**Problem to work on:** Count how many lines in the material below hold the word "Diagnosis"; the reply is that number alone.

[Collection entries]
┄┄┄┄┄┄

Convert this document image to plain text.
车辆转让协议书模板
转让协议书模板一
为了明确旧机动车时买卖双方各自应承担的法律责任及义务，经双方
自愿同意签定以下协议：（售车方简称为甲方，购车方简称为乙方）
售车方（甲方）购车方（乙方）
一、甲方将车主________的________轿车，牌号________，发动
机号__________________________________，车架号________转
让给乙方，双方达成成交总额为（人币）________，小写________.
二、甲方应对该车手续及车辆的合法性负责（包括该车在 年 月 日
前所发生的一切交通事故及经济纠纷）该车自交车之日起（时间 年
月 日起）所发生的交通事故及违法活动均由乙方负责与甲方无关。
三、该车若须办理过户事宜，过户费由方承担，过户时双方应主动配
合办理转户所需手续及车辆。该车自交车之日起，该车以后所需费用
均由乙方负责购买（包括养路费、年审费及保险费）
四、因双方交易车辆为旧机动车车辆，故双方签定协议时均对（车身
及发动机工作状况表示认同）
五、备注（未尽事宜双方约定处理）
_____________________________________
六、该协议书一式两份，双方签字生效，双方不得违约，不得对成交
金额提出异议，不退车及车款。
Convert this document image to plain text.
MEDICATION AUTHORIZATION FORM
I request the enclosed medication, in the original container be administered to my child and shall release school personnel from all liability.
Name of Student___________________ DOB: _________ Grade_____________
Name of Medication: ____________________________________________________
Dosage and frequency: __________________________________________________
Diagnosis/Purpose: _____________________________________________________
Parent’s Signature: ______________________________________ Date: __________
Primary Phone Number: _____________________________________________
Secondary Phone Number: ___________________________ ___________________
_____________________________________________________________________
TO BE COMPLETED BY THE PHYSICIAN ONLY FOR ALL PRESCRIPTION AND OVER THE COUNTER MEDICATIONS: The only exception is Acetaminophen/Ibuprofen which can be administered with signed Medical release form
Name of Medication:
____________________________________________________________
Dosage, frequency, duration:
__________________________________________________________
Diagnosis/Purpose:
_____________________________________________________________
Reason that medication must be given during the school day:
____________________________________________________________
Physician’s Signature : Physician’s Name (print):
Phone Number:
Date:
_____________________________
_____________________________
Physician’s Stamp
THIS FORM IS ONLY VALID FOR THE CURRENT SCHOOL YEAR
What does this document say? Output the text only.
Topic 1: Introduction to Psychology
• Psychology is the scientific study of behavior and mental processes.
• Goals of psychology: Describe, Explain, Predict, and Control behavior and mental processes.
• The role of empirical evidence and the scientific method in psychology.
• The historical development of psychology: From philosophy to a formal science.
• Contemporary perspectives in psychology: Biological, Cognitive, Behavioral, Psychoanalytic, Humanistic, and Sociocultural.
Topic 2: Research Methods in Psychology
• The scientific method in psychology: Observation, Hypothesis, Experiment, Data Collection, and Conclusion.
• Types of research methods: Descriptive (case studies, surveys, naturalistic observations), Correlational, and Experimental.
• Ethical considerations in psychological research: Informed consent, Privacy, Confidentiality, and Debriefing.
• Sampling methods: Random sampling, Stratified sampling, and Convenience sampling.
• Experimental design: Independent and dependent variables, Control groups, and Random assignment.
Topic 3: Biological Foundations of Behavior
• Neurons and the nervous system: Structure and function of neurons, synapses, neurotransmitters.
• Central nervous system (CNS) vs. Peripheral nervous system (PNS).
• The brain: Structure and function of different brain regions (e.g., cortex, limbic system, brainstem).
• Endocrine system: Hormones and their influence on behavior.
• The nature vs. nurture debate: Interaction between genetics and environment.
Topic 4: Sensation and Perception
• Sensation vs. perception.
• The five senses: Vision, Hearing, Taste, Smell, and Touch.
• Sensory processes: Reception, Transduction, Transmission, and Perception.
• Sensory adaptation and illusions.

┄┄┄┄┄┄

**Response:** 2